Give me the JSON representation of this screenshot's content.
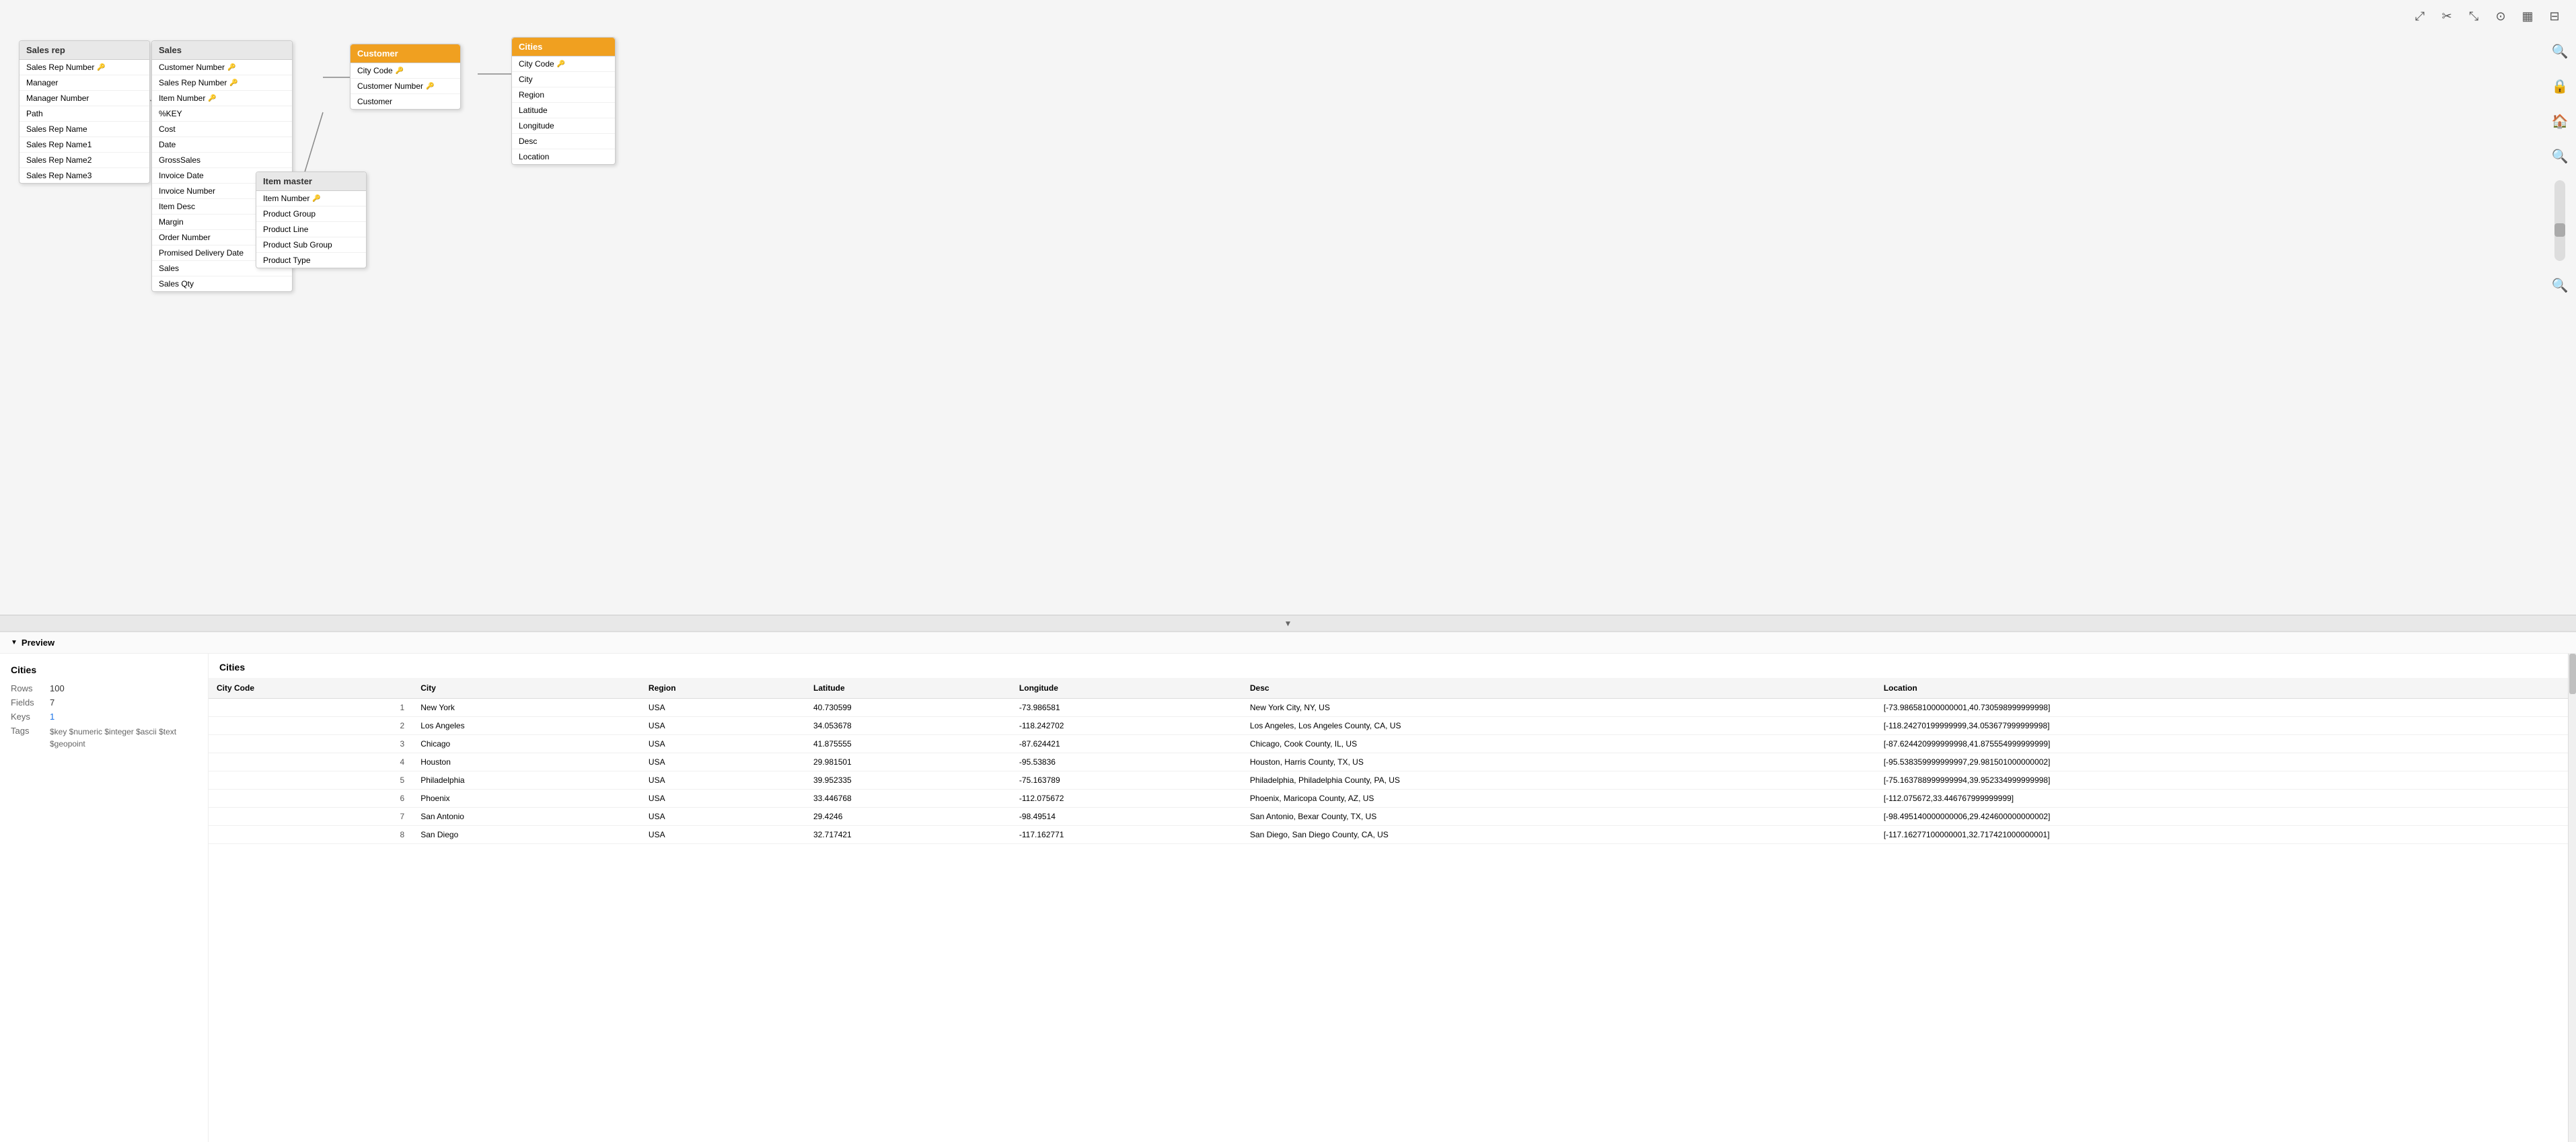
{
  "toolbar": {
    "icons": [
      {
        "name": "fit-icon",
        "symbol": "⤢"
      },
      {
        "name": "cut-icon",
        "symbol": "✂"
      },
      {
        "name": "expand-icon",
        "symbol": "⤡"
      },
      {
        "name": "dots-icon",
        "symbol": "⊞"
      },
      {
        "name": "grid-icon",
        "symbol": "▦"
      },
      {
        "name": "layout-icon",
        "symbol": "⊟"
      }
    ]
  },
  "sidebar_right": {
    "icons": [
      {
        "name": "search-icon",
        "symbol": "🔍"
      },
      {
        "name": "lock-icon",
        "symbol": "🔒"
      },
      {
        "name": "home-icon",
        "symbol": "🏠"
      },
      {
        "name": "zoom-out-top-icon",
        "symbol": "🔍"
      },
      {
        "name": "zoom-in-icon",
        "symbol": "🔍"
      },
      {
        "name": "zoom-out-icon",
        "symbol": "🔍"
      }
    ]
  },
  "tables": {
    "sales_rep": {
      "title": "Sales rep",
      "header_style": "gray",
      "fields": [
        {
          "name": "Sales Rep Number",
          "is_key": true
        },
        {
          "name": "Manager",
          "is_key": false
        },
        {
          "name": "Manager Number",
          "is_key": false
        },
        {
          "name": "Path",
          "is_key": false
        },
        {
          "name": "Sales Rep Name",
          "is_key": false
        },
        {
          "name": "Sales Rep Name1",
          "is_key": false
        },
        {
          "name": "Sales Rep Name2",
          "is_key": false
        },
        {
          "name": "Sales Rep Name3",
          "is_key": false
        }
      ]
    },
    "sales": {
      "title": "Sales",
      "header_style": "gray",
      "fields": [
        {
          "name": "Customer Number",
          "is_key": true
        },
        {
          "name": "Sales Rep Number",
          "is_key": true
        },
        {
          "name": "Item Number",
          "is_key": true
        },
        {
          "name": "%KEY",
          "is_key": false
        },
        {
          "name": "Cost",
          "is_key": false
        },
        {
          "name": "Date",
          "is_key": false
        },
        {
          "name": "GrossSales",
          "is_key": false
        },
        {
          "name": "Invoice Date",
          "is_key": false
        },
        {
          "name": "Invoice Number",
          "is_key": false
        },
        {
          "name": "Item Desc",
          "is_key": false
        },
        {
          "name": "Margin",
          "is_key": false
        },
        {
          "name": "Order Number",
          "is_key": false
        },
        {
          "name": "Promised Delivery Date",
          "is_key": false
        },
        {
          "name": "Sales",
          "is_key": false
        },
        {
          "name": "Sales Qty",
          "is_key": false
        }
      ]
    },
    "customer": {
      "title": "Customer",
      "header_style": "orange",
      "fields": [
        {
          "name": "City Code",
          "is_key": true
        },
        {
          "name": "Customer Number",
          "is_key": true
        },
        {
          "name": "Customer",
          "is_key": false
        }
      ]
    },
    "item_master": {
      "title": "Item master",
      "header_style": "gray",
      "fields": [
        {
          "name": "Item Number",
          "is_key": true
        },
        {
          "name": "Product Group",
          "is_key": false
        },
        {
          "name": "Product Line",
          "is_key": false
        },
        {
          "name": "Product Sub Group",
          "is_key": false
        },
        {
          "name": "Product Type",
          "is_key": false
        }
      ]
    },
    "cities": {
      "title": "Cities",
      "header_style": "orange",
      "fields": [
        {
          "name": "City Code",
          "is_key": true
        },
        {
          "name": "City",
          "is_key": false
        },
        {
          "name": "Region",
          "is_key": false
        },
        {
          "name": "Latitude",
          "is_key": false
        },
        {
          "name": "Longitude",
          "is_key": false
        },
        {
          "name": "Desc",
          "is_key": false
        },
        {
          "name": "Location",
          "is_key": false
        }
      ]
    }
  },
  "preview": {
    "header": "Preview",
    "left_title": "Cities",
    "rows": "100",
    "fields": "7",
    "keys": "1",
    "tags": "$key $numeric $integer $ascii $text $geopoint",
    "right_title": "Cities",
    "columns": [
      "City Code",
      "City",
      "Region",
      "Latitude",
      "Longitude",
      "Desc",
      "Location"
    ],
    "data": [
      {
        "city_code": "1",
        "city": "New York",
        "region": "USA",
        "latitude": "40.730599",
        "longitude": "-73.986581",
        "desc": "New York City, NY, US",
        "location": "[-73.986581000000001,40.730598999999998]"
      },
      {
        "city_code": "2",
        "city": "Los Angeles",
        "region": "USA",
        "latitude": "34.053678",
        "longitude": "-118.242702",
        "desc": "Los Angeles, Los Angeles County, CA, US",
        "location": "[-118.24270199999999,34.053677999999998]"
      },
      {
        "city_code": "3",
        "city": "Chicago",
        "region": "USA",
        "latitude": "41.875555",
        "longitude": "-87.624421",
        "desc": "Chicago, Cook County, IL, US",
        "location": "[-87.624420999999998,41.875554999999999]"
      },
      {
        "city_code": "4",
        "city": "Houston",
        "region": "USA",
        "latitude": "29.981501",
        "longitude": "-95.53836",
        "desc": "Houston, Harris County, TX, US",
        "location": "[-95.538359999999997,29.981501000000002]"
      },
      {
        "city_code": "5",
        "city": "Philadelphia",
        "region": "USA",
        "latitude": "39.952335",
        "longitude": "-75.163789",
        "desc": "Philadelphia, Philadelphia County, PA, US",
        "location": "[-75.163788999999994,39.952334999999998]"
      },
      {
        "city_code": "6",
        "city": "Phoenix",
        "region": "USA",
        "latitude": "33.446768",
        "longitude": "-112.075672",
        "desc": "Phoenix, Maricopa County, AZ, US",
        "location": "[-112.075672,33.446767999999999]"
      },
      {
        "city_code": "7",
        "city": "San Antonio",
        "region": "USA",
        "latitude": "29.4246",
        "longitude": "-98.49514",
        "desc": "San Antonio, Bexar County, TX, US",
        "location": "[-98.495140000000006,29.424600000000002]"
      },
      {
        "city_code": "8",
        "city": "San Diego",
        "region": "USA",
        "latitude": "32.717421",
        "longitude": "-117.162771",
        "desc": "San Diego, San Diego County, CA, US",
        "location": "[-117.16277100000001,32.717421000000001]"
      }
    ]
  }
}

──────────────────────────────

__WRITTEN PROBLEM__: Leave the pictures out, and print every line of the listing exactly as written.

__ANSWER BELOW__:
Give me the JSON representation of this screenshot's content.
{
  "toolbar": {
    "icons": [
      {
        "name": "fit-icon",
        "symbol": "⤢"
      },
      {
        "name": "cut-icon",
        "symbol": "✂"
      },
      {
        "name": "expand-icon",
        "symbol": "⤡"
      },
      {
        "name": "dots-icon",
        "symbol": "⊞"
      },
      {
        "name": "grid-icon",
        "symbol": "▦"
      },
      {
        "name": "layout-icon",
        "symbol": "⊟"
      }
    ]
  },
  "sidebar_right": {
    "icons": [
      {
        "name": "search-icon",
        "symbol": "🔍"
      },
      {
        "name": "lock-icon",
        "symbol": "🔒"
      },
      {
        "name": "home-icon",
        "symbol": "🏠"
      },
      {
        "name": "zoom-out-top-icon",
        "symbol": "🔍"
      },
      {
        "name": "zoom-in-icon",
        "symbol": "🔍"
      },
      {
        "name": "zoom-out-icon",
        "symbol": "🔍"
      }
    ]
  },
  "tables": {
    "sales_rep": {
      "title": "Sales rep",
      "header_style": "gray",
      "fields": [
        {
          "name": "Sales Rep Number",
          "is_key": true
        },
        {
          "name": "Manager",
          "is_key": false
        },
        {
          "name": "Manager Number",
          "is_key": false
        },
        {
          "name": "Path",
          "is_key": false
        },
        {
          "name": "Sales Rep Name",
          "is_key": false
        },
        {
          "name": "Sales Rep Name1",
          "is_key": false
        },
        {
          "name": "Sales Rep Name2",
          "is_key": false
        },
        {
          "name": "Sales Rep Name3",
          "is_key": false
        }
      ]
    },
    "sales": {
      "title": "Sales",
      "header_style": "gray",
      "fields": [
        {
          "name": "Customer Number",
          "is_key": true
        },
        {
          "name": "Sales Rep Number",
          "is_key": true
        },
        {
          "name": "Item Number",
          "is_key": true
        },
        {
          "name": "%KEY",
          "is_key": false
        },
        {
          "name": "Cost",
          "is_key": false
        },
        {
          "name": "Date",
          "is_key": false
        },
        {
          "name": "GrossSales",
          "is_key": false
        },
        {
          "name": "Invoice Date",
          "is_key": false
        },
        {
          "name": "Invoice Number",
          "is_key": false
        },
        {
          "name": "Item Desc",
          "is_key": false
        },
        {
          "name": "Margin",
          "is_key": false
        },
        {
          "name": "Order Number",
          "is_key": false
        },
        {
          "name": "Promised Delivery Date",
          "is_key": false
        },
        {
          "name": "Sales",
          "is_key": false
        },
        {
          "name": "Sales Qty",
          "is_key": false
        }
      ]
    },
    "customer": {
      "title": "Customer",
      "header_style": "orange",
      "fields": [
        {
          "name": "City Code",
          "is_key": true
        },
        {
          "name": "Customer Number",
          "is_key": true
        },
        {
          "name": "Customer",
          "is_key": false
        }
      ]
    },
    "item_master": {
      "title": "Item master",
      "header_style": "gray",
      "fields": [
        {
          "name": "Item Number",
          "is_key": true
        },
        {
          "name": "Product Group",
          "is_key": false
        },
        {
          "name": "Product Line",
          "is_key": false
        },
        {
          "name": "Product Sub Group",
          "is_key": false
        },
        {
          "name": "Product Type",
          "is_key": false
        }
      ]
    },
    "cities": {
      "title": "Cities",
      "header_style": "orange",
      "fields": [
        {
          "name": "City Code",
          "is_key": true
        },
        {
          "name": "City",
          "is_key": false
        },
        {
          "name": "Region",
          "is_key": false
        },
        {
          "name": "Latitude",
          "is_key": false
        },
        {
          "name": "Longitude",
          "is_key": false
        },
        {
          "name": "Desc",
          "is_key": false
        },
        {
          "name": "Location",
          "is_key": false
        }
      ]
    }
  },
  "preview": {
    "header": "Preview",
    "left_title": "Cities",
    "rows": "100",
    "fields": "7",
    "keys": "1",
    "tags": "$key $numeric $integer $ascii $text $geopoint",
    "right_title": "Cities",
    "columns": [
      "City Code",
      "City",
      "Region",
      "Latitude",
      "Longitude",
      "Desc",
      "Location"
    ],
    "data": [
      {
        "city_code": "1",
        "city": "New York",
        "region": "USA",
        "latitude": "40.730599",
        "longitude": "-73.986581",
        "desc": "New York City, NY, US",
        "location": "[-73.986581000000001,40.730598999999998]"
      },
      {
        "city_code": "2",
        "city": "Los Angeles",
        "region": "USA",
        "latitude": "34.053678",
        "longitude": "-118.242702",
        "desc": "Los Angeles, Los Angeles County, CA, US",
        "location": "[-118.24270199999999,34.053677999999998]"
      },
      {
        "city_code": "3",
        "city": "Chicago",
        "region": "USA",
        "latitude": "41.875555",
        "longitude": "-87.624421",
        "desc": "Chicago, Cook County, IL, US",
        "location": "[-87.624420999999998,41.875554999999999]"
      },
      {
        "city_code": "4",
        "city": "Houston",
        "region": "USA",
        "latitude": "29.981501",
        "longitude": "-95.53836",
        "desc": "Houston, Harris County, TX, US",
        "location": "[-95.538359999999997,29.981501000000002]"
      },
      {
        "city_code": "5",
        "city": "Philadelphia",
        "region": "USA",
        "latitude": "39.952335",
        "longitude": "-75.163789",
        "desc": "Philadelphia, Philadelphia County, PA, US",
        "location": "[-75.163788999999994,39.952334999999998]"
      },
      {
        "city_code": "6",
        "city": "Phoenix",
        "region": "USA",
        "latitude": "33.446768",
        "longitude": "-112.075672",
        "desc": "Phoenix, Maricopa County, AZ, US",
        "location": "[-112.075672,33.446767999999999]"
      },
      {
        "city_code": "7",
        "city": "San Antonio",
        "region": "USA",
        "latitude": "29.4246",
        "longitude": "-98.49514",
        "desc": "San Antonio, Bexar County, TX, US",
        "location": "[-98.495140000000006,29.424600000000002]"
      },
      {
        "city_code": "8",
        "city": "San Diego",
        "region": "USA",
        "latitude": "32.717421",
        "longitude": "-117.162771",
        "desc": "San Diego, San Diego County, CA, US",
        "location": "[-117.16277100000001,32.717421000000001]"
      }
    ]
  }
}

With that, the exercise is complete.